Brief >> Below are entries. Pull out all lines containing "scenario".

Record set >>
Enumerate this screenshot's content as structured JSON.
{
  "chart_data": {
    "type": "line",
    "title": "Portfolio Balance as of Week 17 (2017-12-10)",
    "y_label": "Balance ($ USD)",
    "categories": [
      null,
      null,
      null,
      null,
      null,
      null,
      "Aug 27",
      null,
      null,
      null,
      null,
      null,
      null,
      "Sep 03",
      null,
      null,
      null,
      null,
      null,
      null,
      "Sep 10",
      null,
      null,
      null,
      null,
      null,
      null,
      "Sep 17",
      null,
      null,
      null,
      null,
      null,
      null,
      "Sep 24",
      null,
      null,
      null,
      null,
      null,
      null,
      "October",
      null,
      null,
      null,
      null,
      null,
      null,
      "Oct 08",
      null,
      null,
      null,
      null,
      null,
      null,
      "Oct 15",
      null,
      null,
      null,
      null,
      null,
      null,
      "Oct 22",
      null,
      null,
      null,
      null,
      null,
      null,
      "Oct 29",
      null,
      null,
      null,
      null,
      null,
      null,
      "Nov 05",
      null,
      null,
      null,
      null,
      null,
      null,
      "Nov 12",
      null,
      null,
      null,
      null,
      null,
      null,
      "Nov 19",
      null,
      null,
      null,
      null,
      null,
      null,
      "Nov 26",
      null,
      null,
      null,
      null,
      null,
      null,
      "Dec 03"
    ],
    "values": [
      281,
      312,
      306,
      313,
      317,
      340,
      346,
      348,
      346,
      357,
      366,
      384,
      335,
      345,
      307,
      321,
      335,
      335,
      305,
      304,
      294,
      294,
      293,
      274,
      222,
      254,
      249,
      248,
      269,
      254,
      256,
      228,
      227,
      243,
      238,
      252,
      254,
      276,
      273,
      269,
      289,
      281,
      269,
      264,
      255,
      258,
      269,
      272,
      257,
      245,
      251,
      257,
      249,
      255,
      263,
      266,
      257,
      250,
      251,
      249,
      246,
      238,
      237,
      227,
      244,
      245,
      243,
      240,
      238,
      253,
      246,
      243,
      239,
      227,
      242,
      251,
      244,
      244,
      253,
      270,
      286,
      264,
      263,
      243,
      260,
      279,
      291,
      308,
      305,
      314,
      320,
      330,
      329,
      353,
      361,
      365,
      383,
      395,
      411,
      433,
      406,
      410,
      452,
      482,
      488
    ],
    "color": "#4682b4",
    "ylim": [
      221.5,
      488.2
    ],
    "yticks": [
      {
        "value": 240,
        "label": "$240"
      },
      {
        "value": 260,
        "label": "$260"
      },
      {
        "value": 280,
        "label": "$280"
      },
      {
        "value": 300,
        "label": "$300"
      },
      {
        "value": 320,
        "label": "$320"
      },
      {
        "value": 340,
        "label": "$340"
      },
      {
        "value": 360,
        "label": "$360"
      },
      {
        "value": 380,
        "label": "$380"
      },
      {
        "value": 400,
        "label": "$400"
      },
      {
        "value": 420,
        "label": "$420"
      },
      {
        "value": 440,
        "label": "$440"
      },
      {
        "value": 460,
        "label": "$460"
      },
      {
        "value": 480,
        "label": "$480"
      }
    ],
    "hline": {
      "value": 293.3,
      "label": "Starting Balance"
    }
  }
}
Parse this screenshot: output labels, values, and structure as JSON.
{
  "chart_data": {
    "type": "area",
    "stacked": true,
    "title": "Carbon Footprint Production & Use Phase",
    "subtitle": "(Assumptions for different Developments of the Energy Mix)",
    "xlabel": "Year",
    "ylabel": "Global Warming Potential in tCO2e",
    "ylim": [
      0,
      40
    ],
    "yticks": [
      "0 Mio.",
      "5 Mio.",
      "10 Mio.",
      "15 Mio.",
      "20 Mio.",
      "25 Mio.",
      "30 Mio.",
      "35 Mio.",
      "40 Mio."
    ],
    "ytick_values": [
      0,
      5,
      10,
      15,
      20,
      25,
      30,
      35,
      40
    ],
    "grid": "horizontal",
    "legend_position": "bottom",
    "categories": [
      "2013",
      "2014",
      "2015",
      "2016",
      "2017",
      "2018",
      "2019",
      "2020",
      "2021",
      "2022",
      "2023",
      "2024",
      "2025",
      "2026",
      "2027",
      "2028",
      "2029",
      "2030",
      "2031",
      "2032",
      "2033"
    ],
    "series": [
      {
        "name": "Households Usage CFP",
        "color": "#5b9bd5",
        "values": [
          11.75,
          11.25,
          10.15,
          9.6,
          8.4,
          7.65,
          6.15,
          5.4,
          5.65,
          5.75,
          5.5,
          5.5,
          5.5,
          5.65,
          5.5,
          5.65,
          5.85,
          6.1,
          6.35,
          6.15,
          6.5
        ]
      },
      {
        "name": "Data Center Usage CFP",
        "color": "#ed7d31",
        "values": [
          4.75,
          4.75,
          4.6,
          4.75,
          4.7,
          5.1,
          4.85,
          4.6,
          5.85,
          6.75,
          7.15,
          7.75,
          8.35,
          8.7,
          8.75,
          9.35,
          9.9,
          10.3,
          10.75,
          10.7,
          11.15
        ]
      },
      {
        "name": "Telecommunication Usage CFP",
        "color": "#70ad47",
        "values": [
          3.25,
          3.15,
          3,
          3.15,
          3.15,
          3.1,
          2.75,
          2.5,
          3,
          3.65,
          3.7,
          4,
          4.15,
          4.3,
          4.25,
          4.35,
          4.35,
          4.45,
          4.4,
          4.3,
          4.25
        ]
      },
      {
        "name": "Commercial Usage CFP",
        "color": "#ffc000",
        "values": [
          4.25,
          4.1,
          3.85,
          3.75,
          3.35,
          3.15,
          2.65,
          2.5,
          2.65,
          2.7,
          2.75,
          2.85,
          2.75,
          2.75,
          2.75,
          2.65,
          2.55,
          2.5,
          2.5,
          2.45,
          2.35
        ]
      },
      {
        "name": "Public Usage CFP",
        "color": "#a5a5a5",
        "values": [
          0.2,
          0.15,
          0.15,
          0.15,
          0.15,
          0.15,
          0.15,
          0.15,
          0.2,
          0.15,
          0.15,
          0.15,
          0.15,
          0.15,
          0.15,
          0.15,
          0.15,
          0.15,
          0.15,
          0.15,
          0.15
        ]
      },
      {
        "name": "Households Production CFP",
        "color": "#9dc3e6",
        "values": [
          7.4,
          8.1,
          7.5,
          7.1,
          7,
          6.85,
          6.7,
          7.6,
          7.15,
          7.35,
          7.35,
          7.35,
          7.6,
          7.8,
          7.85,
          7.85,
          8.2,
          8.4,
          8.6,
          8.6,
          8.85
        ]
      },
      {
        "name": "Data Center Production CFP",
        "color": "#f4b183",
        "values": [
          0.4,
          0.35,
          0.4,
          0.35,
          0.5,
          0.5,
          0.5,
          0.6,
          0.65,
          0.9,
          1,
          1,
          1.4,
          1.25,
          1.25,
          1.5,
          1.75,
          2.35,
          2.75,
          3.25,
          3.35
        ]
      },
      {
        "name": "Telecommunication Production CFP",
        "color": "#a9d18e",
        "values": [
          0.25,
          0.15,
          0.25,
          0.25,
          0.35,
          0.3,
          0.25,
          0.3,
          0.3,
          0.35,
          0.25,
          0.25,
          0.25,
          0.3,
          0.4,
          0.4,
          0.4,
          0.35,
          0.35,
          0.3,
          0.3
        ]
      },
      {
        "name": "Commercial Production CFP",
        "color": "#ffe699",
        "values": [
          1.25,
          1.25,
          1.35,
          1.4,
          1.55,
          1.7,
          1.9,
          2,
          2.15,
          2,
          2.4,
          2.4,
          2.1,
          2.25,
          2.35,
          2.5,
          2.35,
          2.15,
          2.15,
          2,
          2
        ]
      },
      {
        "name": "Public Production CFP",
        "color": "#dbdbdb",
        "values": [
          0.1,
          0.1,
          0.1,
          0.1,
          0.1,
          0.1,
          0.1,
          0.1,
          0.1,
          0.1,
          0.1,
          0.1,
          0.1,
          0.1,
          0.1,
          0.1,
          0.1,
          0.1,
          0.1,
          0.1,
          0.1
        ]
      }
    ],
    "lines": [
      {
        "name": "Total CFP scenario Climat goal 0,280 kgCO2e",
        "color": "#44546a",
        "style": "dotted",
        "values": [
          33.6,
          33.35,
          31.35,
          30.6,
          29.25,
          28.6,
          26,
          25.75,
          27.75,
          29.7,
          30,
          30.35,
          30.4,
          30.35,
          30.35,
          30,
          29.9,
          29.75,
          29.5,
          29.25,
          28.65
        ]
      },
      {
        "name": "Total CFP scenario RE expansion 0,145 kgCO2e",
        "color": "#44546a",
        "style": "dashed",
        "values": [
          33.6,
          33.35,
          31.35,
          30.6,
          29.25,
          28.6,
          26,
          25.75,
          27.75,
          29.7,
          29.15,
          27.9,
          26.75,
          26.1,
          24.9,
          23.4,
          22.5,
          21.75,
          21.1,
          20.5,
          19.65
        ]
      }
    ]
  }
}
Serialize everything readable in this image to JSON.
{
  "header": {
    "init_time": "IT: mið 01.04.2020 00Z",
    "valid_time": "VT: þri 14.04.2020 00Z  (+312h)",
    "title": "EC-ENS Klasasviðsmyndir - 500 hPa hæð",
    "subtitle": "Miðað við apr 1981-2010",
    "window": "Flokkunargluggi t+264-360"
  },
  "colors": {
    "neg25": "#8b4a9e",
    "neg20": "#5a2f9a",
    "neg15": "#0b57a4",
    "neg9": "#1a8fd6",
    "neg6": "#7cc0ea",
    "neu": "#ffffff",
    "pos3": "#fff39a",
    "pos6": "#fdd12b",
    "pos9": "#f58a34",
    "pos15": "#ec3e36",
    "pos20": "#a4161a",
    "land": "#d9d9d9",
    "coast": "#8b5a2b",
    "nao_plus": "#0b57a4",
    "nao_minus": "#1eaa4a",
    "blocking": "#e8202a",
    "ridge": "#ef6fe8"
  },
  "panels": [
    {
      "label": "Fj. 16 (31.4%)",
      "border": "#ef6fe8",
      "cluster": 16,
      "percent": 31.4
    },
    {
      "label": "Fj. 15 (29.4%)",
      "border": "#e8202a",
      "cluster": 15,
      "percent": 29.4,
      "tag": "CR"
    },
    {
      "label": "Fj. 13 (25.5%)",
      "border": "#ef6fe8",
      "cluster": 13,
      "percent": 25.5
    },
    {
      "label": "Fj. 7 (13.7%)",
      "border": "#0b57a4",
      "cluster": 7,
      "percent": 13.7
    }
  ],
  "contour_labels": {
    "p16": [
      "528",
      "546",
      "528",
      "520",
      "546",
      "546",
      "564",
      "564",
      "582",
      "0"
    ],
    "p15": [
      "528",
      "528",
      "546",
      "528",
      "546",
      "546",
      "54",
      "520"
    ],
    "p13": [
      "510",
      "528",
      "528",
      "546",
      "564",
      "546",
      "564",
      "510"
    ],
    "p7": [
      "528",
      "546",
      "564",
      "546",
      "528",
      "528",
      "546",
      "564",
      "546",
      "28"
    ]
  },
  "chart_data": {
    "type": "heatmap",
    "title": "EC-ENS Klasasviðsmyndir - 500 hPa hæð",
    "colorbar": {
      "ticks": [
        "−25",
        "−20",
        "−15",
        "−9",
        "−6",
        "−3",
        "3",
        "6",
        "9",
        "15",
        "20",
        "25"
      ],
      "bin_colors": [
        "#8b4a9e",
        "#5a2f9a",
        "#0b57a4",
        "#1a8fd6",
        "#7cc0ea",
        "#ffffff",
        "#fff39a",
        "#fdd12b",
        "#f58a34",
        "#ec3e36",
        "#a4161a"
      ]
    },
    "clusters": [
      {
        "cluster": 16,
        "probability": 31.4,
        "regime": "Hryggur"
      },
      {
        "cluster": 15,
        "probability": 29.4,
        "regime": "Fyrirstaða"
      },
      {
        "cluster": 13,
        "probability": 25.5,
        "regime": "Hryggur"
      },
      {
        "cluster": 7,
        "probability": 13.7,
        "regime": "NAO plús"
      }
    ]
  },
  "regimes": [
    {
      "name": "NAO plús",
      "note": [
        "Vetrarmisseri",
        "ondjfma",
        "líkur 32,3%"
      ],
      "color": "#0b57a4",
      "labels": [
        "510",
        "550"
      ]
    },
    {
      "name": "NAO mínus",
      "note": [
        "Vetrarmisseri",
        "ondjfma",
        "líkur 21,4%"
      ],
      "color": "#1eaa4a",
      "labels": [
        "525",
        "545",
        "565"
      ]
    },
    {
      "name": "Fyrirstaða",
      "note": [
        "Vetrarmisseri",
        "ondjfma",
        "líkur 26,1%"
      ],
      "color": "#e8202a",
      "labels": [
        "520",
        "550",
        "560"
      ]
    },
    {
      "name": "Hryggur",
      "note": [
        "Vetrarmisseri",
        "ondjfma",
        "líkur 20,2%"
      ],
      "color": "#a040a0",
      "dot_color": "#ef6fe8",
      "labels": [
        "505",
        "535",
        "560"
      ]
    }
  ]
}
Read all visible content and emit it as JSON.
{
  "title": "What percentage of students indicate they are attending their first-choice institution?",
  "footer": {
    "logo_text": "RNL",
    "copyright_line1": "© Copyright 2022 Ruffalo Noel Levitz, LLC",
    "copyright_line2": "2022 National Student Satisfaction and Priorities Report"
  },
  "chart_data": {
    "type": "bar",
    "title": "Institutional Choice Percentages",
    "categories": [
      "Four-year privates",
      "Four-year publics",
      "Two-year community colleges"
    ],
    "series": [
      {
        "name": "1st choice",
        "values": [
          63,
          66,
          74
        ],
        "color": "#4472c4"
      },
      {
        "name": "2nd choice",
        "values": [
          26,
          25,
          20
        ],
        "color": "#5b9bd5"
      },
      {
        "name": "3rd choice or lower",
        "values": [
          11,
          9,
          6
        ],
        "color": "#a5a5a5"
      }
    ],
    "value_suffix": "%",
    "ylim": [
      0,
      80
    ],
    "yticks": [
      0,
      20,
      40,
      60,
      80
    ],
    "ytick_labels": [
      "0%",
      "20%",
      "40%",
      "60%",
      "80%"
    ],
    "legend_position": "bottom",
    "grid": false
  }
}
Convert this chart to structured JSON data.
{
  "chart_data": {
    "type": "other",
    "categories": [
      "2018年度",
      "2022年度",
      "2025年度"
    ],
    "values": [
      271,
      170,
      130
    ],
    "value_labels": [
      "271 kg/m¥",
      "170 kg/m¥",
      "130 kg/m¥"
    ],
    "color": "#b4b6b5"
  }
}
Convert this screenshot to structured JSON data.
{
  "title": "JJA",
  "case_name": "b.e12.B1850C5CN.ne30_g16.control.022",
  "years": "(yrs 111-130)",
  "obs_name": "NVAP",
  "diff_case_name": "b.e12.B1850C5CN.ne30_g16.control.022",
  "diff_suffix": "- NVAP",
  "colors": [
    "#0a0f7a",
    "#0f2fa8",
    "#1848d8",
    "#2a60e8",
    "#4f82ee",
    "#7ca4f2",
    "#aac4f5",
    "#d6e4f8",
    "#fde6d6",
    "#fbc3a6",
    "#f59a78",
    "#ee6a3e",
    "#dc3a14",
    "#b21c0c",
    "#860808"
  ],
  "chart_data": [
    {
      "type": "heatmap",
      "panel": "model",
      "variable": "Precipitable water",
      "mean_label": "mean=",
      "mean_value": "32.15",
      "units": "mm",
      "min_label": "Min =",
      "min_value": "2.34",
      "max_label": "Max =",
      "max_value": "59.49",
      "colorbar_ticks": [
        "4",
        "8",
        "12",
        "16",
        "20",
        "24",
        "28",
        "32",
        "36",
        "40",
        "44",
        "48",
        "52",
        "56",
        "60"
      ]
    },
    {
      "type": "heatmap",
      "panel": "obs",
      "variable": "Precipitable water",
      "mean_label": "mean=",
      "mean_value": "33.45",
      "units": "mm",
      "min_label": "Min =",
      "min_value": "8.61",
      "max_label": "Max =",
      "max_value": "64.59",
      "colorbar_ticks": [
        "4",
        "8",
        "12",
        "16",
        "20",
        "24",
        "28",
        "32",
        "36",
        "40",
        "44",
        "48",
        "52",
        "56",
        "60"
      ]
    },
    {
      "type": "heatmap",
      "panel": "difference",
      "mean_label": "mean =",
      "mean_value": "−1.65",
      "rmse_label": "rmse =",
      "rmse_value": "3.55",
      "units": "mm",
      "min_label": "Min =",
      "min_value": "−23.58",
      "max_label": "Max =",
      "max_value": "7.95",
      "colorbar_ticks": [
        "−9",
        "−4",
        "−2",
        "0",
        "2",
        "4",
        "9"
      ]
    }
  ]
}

Written answer >>
        "name": "Total CFP scenario Climat goal 0,280 kgCO2e",
        "name": "Total CFP scenario RE expansion 0,145 kgCO2e",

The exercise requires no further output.